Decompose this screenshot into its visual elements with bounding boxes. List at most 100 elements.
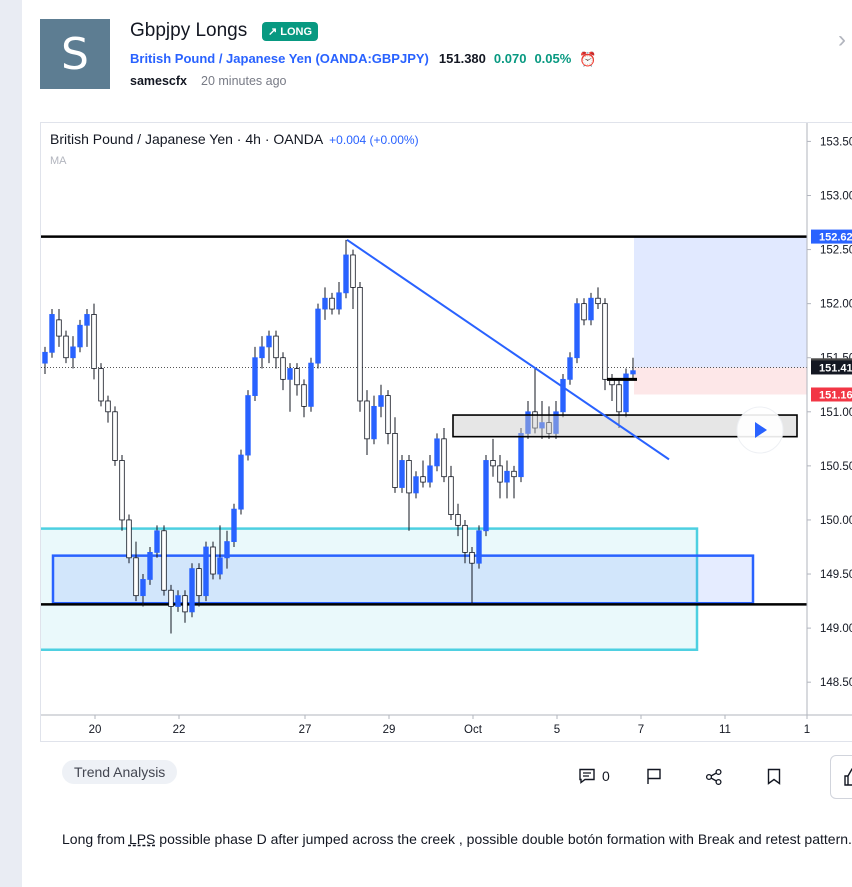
candle-body <box>210 546 216 575</box>
arrow-up-right-icon: ↗ <box>268 26 278 38</box>
symbol-change: 0.070 <box>493 51 527 66</box>
alarm-clock-icon[interactable]: ⏰ <box>579 51 597 67</box>
candle-body <box>623 373 629 413</box>
candle-body <box>203 546 209 597</box>
symbol-price: 151.380 <box>438 51 486 66</box>
bookmark-button[interactable] <box>767 768 781 785</box>
idea-description: Long from LPS possible phase D after jum… <box>62 828 852 851</box>
symbol-ticker: OANDA:GBPJPY <box>319 51 425 66</box>
candle-body <box>126 519 132 559</box>
candle-body <box>504 470 510 483</box>
candle-body <box>140 579 146 597</box>
like-button[interactable]: ( <box>830 755 852 799</box>
candle-body <box>273 335 279 359</box>
candle-body <box>371 405 377 440</box>
candle-body <box>469 551 475 564</box>
price-tick-label: 149.00 <box>820 623 852 635</box>
candle-body <box>448 476 454 515</box>
candle-body <box>105 400 111 413</box>
retest-zone-box <box>452 414 798 438</box>
play-icon <box>755 422 767 438</box>
candle-body <box>56 319 62 337</box>
description-lps-term[interactable]: LPS <box>128 831 156 847</box>
candle-body <box>322 297 328 310</box>
trendline <box>346 239 670 461</box>
candle-body <box>168 589 174 607</box>
chart-legend-symbol: British Pound / Japanese Yen · 4h · OAND… <box>50 131 324 147</box>
candle-body <box>245 395 251 456</box>
candle-body <box>175 595 181 607</box>
candle-body <box>560 378 566 413</box>
candle-body <box>224 541 230 559</box>
price-tick-label: 149.50 <box>820 569 852 581</box>
target-zone <box>634 236 807 368</box>
time-tick-label: 27 <box>299 724 312 736</box>
author-name[interactable]: samescfx <box>130 74 187 88</box>
candle-body <box>266 335 272 348</box>
flag-icon <box>647 768 661 784</box>
candle-body <box>308 362 314 407</box>
candle-body <box>42 351 48 364</box>
time-tick-label: 11 <box>719 724 731 736</box>
candle-body <box>84 314 90 326</box>
avatar[interactable]: S <box>40 19 110 89</box>
time-tick-label: Oct <box>464 724 483 736</box>
candle-body <box>133 557 139 597</box>
flag-button[interactable] <box>646 768 662 785</box>
time-tick-label: 5 <box>554 724 560 736</box>
time-tick-label: 22 <box>173 724 186 736</box>
comment-icon <box>579 768 595 784</box>
candle-body <box>630 370 636 375</box>
candle-body <box>462 524 468 553</box>
candle-body <box>294 368 300 386</box>
candle-body <box>238 454 244 510</box>
symbol-line: British Pound / Japanese Yen (OANDA:GBPJ… <box>130 51 597 68</box>
candle-body <box>602 303 608 380</box>
candle-body <box>595 297 601 305</box>
chevron-right-icon[interactable]: › <box>838 26 846 53</box>
description-text-before: Long from <box>62 831 129 847</box>
price-tick-label: 151.00 <box>820 407 852 419</box>
candle-body <box>119 460 125 521</box>
candle-body <box>455 514 461 526</box>
candle-body <box>63 335 69 359</box>
candle-body <box>378 395 384 407</box>
price-tick-label: 152.50 <box>820 245 852 257</box>
candle-body <box>420 476 426 483</box>
symbol-link[interactable]: British Pound / Japanese Yen (OANDA:GBPJ… <box>130 51 429 68</box>
comments-button[interactable]: 0 <box>578 768 610 784</box>
candle-body <box>287 368 293 380</box>
candle-body <box>483 460 489 532</box>
candle-body <box>434 438 440 467</box>
candle-body <box>581 303 587 321</box>
price-axis-bg <box>807 123 852 741</box>
candle-body <box>385 395 391 434</box>
candle-body <box>343 254 349 294</box>
comments-count: 0 <box>602 768 610 784</box>
candle-body <box>189 568 195 613</box>
idea-card: S Gbpjpy Longs ↗ LONG British Pound / Ja… <box>22 0 852 887</box>
idea-title[interactable]: Gbpjpy Longs <box>130 20 248 41</box>
candle-body <box>546 422 552 434</box>
symbol-change-percent: 0.05% <box>534 51 572 66</box>
symbol-paren-open: ( <box>315 51 320 66</box>
chart-canvas[interactable]: 153.50153.00152.50152.00151.50151.00150.… <box>41 123 852 741</box>
chart-container[interactable]: 153.50153.00152.50152.00151.50151.00150.… <box>40 122 852 742</box>
long-badge: ↗ LONG <box>262 22 318 41</box>
symbol-description: British Pound / Japanese Yen <box>130 51 312 66</box>
share-icon <box>705 768 722 786</box>
share-button[interactable] <box>705 768 723 786</box>
candle-body <box>161 530 167 591</box>
candle-body <box>259 346 265 359</box>
thumbs-up-icon <box>844 768 852 786</box>
candle-body <box>553 411 559 434</box>
candle-body <box>427 465 433 483</box>
bookmark-icon <box>767 768 781 785</box>
candle-body <box>77 324 83 348</box>
candle-body <box>252 357 258 396</box>
candle-body <box>350 254 356 288</box>
badge-label: LONG <box>280 25 312 38</box>
candle-body <box>490 460 496 467</box>
tag-trend-analysis[interactable]: Trend Analysis <box>62 760 178 784</box>
candle-body <box>91 314 97 369</box>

## To do
Can you reproduce all the rows with every "candle-body" changed to "candlestick-body" and nothing else altered, omitting the pictures?

## Final result
Decompose this screenshot into its visual elements with bounding boxes. List at most 100 elements.
candlestick-body <box>210 546 216 575</box>
arrow-up-right-icon: ↗ <box>268 26 278 38</box>
symbol-change: 0.070 <box>493 51 527 66</box>
alarm-clock-icon[interactable]: ⏰ <box>579 51 597 67</box>
candlestick-body <box>623 373 629 413</box>
candlestick-body <box>203 546 209 597</box>
symbol-price: 151.380 <box>438 51 486 66</box>
bookmark-button[interactable] <box>767 768 781 785</box>
idea-description: Long from LPS possible phase D after jum… <box>62 828 852 851</box>
symbol-ticker: OANDA:GBPJPY <box>319 51 425 66</box>
candlestick-body <box>126 519 132 559</box>
candlestick-body <box>504 470 510 483</box>
candlestick-body <box>140 579 146 597</box>
like-button[interactable]: ( <box>830 755 852 799</box>
candlestick-body <box>273 335 279 359</box>
candlestick-body <box>371 405 377 440</box>
candlestick-body <box>469 551 475 564</box>
price-tick-label: 149.00 <box>820 623 852 635</box>
candlestick-body <box>448 476 454 515</box>
candlestick-body <box>105 400 111 413</box>
retest-zone-box <box>452 414 798 438</box>
play-icon <box>755 422 767 438</box>
candlestick-body <box>56 319 62 337</box>
description-lps-term[interactable]: LPS <box>128 831 156 847</box>
candlestick-body <box>322 297 328 310</box>
trendline <box>346 239 670 461</box>
candlestick-body <box>168 589 174 607</box>
chart-legend-symbol: British Pound / Japanese Yen · 4h · OAND… <box>50 131 324 147</box>
candlestick-body <box>245 395 251 456</box>
candlestick-body <box>175 595 181 607</box>
candlestick-body <box>560 378 566 413</box>
candlestick-body <box>224 541 230 559</box>
price-tick-label: 149.50 <box>820 569 852 581</box>
target-zone <box>634 236 807 368</box>
time-tick-label: 27 <box>299 724 312 736</box>
author-name[interactable]: samescfx <box>130 74 187 88</box>
candlestick-body <box>266 335 272 348</box>
flag-icon <box>647 768 661 784</box>
candlestick-body <box>308 362 314 407</box>
candlestick-body <box>42 351 48 364</box>
time-tick-label: 11 <box>719 724 731 736</box>
candlestick-body <box>84 314 90 326</box>
avatar[interactable]: S <box>40 19 110 89</box>
time-tick-label: Oct <box>464 724 483 736</box>
candlestick-body <box>133 557 139 597</box>
flag-button[interactable] <box>646 768 662 785</box>
time-tick-label: 5 <box>554 724 560 736</box>
time-tick-label: 22 <box>173 724 186 736</box>
comment-icon <box>579 768 595 784</box>
candlestick-body <box>630 370 636 375</box>
candlestick-body <box>462 524 468 553</box>
candlestick-body <box>294 368 300 386</box>
candlestick-body <box>238 454 244 510</box>
symbol-line: British Pound / Japanese Yen (OANDA:GBPJ… <box>130 51 597 68</box>
candlestick-body <box>602 303 608 380</box>
candlestick-body <box>595 297 601 305</box>
chevron-right-icon[interactable]: › <box>838 26 846 53</box>
description-text-before: Long from <box>62 831 129 847</box>
price-tick-label: 151.00 <box>820 407 852 419</box>
candlestick-body <box>119 460 125 521</box>
candlestick-body <box>455 514 461 526</box>
candlestick-body <box>63 335 69 359</box>
candlestick-body <box>378 395 384 407</box>
price-tick-label: 152.50 <box>820 245 852 257</box>
candlestick-body <box>420 476 426 483</box>
symbol-link[interactable]: British Pound / Japanese Yen (OANDA:GBPJ… <box>130 51 429 68</box>
comments-button[interactable]: 0 <box>578 768 610 784</box>
candlestick-body <box>287 368 293 380</box>
candlestick-body <box>483 460 489 532</box>
candlestick-body <box>434 438 440 467</box>
candlestick-body <box>581 303 587 321</box>
price-axis-bg <box>807 123 852 741</box>
candlestick-body <box>385 395 391 434</box>
candlestick-body <box>343 254 349 294</box>
comments-count: 0 <box>602 768 610 784</box>
candlestick-body <box>189 568 195 613</box>
idea-card: S Gbpjpy Longs ↗ LONG British Pound / Ja… <box>22 0 852 887</box>
idea-title[interactable]: Gbpjpy Longs <box>130 20 248 41</box>
candlestick-body <box>546 422 552 434</box>
symbol-change-percent: 0.05% <box>534 51 572 66</box>
symbol-paren-open: ( <box>315 51 320 66</box>
chart-canvas[interactable]: 153.50153.00152.50152.00151.50151.00150.… <box>41 123 852 741</box>
chart-container[interactable]: 153.50153.00152.50152.00151.50151.00150.… <box>40 122 852 742</box>
long-badge: ↗ LONG <box>262 22 318 41</box>
symbol-description: British Pound / Japanese Yen <box>130 51 312 66</box>
share-icon <box>705 768 722 786</box>
share-button[interactable] <box>705 768 723 786</box>
candlestick-body <box>161 530 167 591</box>
candlestick-body <box>259 346 265 359</box>
thumbs-up-icon <box>844 768 852 786</box>
candlestick-body <box>553 411 559 434</box>
candlestick-body <box>427 465 433 483</box>
bookmark-icon <box>767 768 781 785</box>
candlestick-body <box>77 324 83 348</box>
candlestick-body <box>252 357 258 396</box>
candlestick-body <box>350 254 356 288</box>
badge-label: LONG <box>280 25 312 38</box>
candlestick-body <box>490 460 496 467</box>
tag-trend-analysis[interactable]: Trend Analysis <box>62 760 178 784</box>
candlestick-body <box>91 314 97 369</box>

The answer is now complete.